Saved data entries
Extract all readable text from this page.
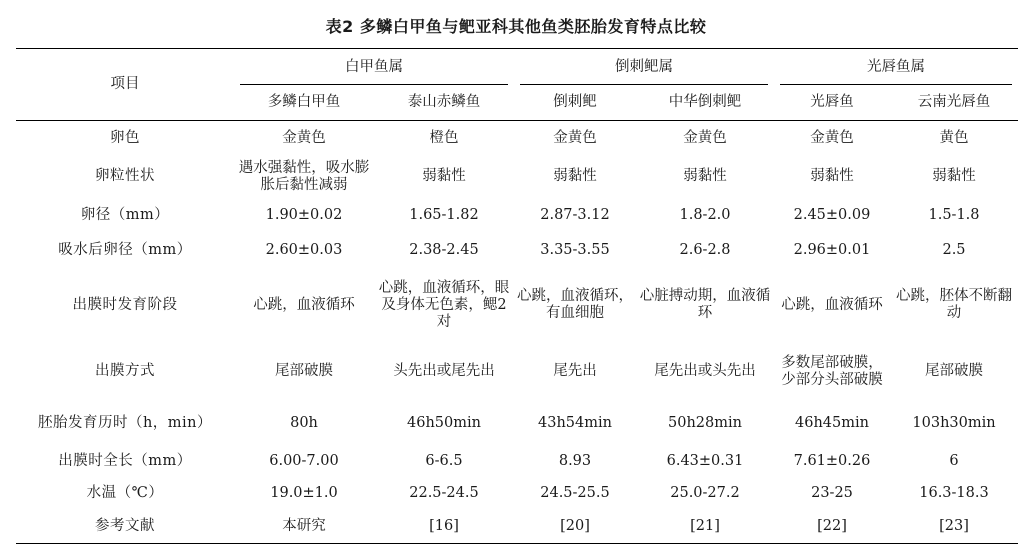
表2 多鳞白甲鱼与鲃亚科其他鱼类胚胎发育特点比较
项目	白甲鱼属		倒刺鲃属		光唇鱼属	
	多鳞白甲鱼	泰山赤鳞鱼	倒刺鲃	中华倒刺鲃	光唇鱼	云南光唇鱼
卵色	金黄色	橙色	金黄色	金黄色	金黄色	黄色
卵粒性状	遇水强黏性，吸水膨胀后黏性减弱	弱黏性	弱黏性	弱黏性	弱黏性	弱黏性
卵径（mm）	1.90±0.02	1.65-1.82	2.87-3.12	1.8-2.0	2.45±0.09	1.5-1.8
吸水后卵径（mm）	2.60±0.03	2.38-2.45	3.35-3.55	2.6-2.8	2.96±0.01	2.5
出膜时发育阶段	心跳，血液循环	心跳，血液循环，眼及身体无色素，鳃2对	心跳，血液循环，有血细胞	心脏搏动期，血液循环	心跳，血液循环	心跳，胚体不断翻动
出膜方式	尾部破膜	头先出或尾先出	尾先出	尾先出或头先出	多数尾部破膜，少部分头部破膜	尾部破膜
胚胎发育历时（h，min）	80h	46h50min	43h54min	50h28min	46h45min	103h30min
出膜时全长（mm）	6.00-7.00	6-6.5	8.93	6.43±0.31	7.61±0.26	6
水温（℃）	19.0±1.0	22.5-24.5	24.5-25.5	25.0-27.2	23-25	16.3-18.3
参考文献	本研究	[16]	[20]	[21]	[22]	[23]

Set exercise -> Reproduce the full listing faithfully, but do not carry over any pictures.

Exercise output ->
Extract all readable text from this page.
表2 多鳞白甲鱼与鲃亚科其他鱼类胚胎发育特点比较
项目	白甲鱼属		倒刺鲃属		光唇鱼属	
	多鳞白甲鱼	泰山赤鳞鱼	倒刺鲃	中华倒刺鲃	光唇鱼	云南光唇鱼
卵色	金黄色	橙色	金黄色	金黄色	金黄色	黄色
卵粒性状	遇水强黏性，吸水膨胀后黏性减弱	弱黏性	弱黏性	弱黏性	弱黏性	弱黏性
卵径（mm）	1.90±0.02	1.65-1.82	2.87-3.12	1.8-2.0	2.45±0.09	1.5-1.8
吸水后卵径（mm）	2.60±0.03	2.38-2.45	3.35-3.55	2.6-2.8	2.96±0.01	2.5
出膜时发育阶段	心跳，血液循环	心跳，血液循环，眼及身体无色素，鳃2对	心跳，血液循环，有血细胞	心脏搏动期，血液循环	心跳，血液循环	心跳，胚体不断翻动
出膜方式	尾部破膜	头先出或尾先出	尾先出	尾先出或头先出	多数尾部破膜，少部分头部破膜	尾部破膜
胚胎发育历时（h，min）	80h	46h50min	43h54min	50h28min	46h45min	103h30min
出膜时全长（mm）	6.00-7.00	6-6.5	8.93	6.43±0.31	7.61±0.26	6
水温（℃）	19.0±1.0	22.5-24.5	24.5-25.5	25.0-27.2	23-25	16.3-18.3
参考文献	本研究	[16]	[20]	[21]	[22]	[23]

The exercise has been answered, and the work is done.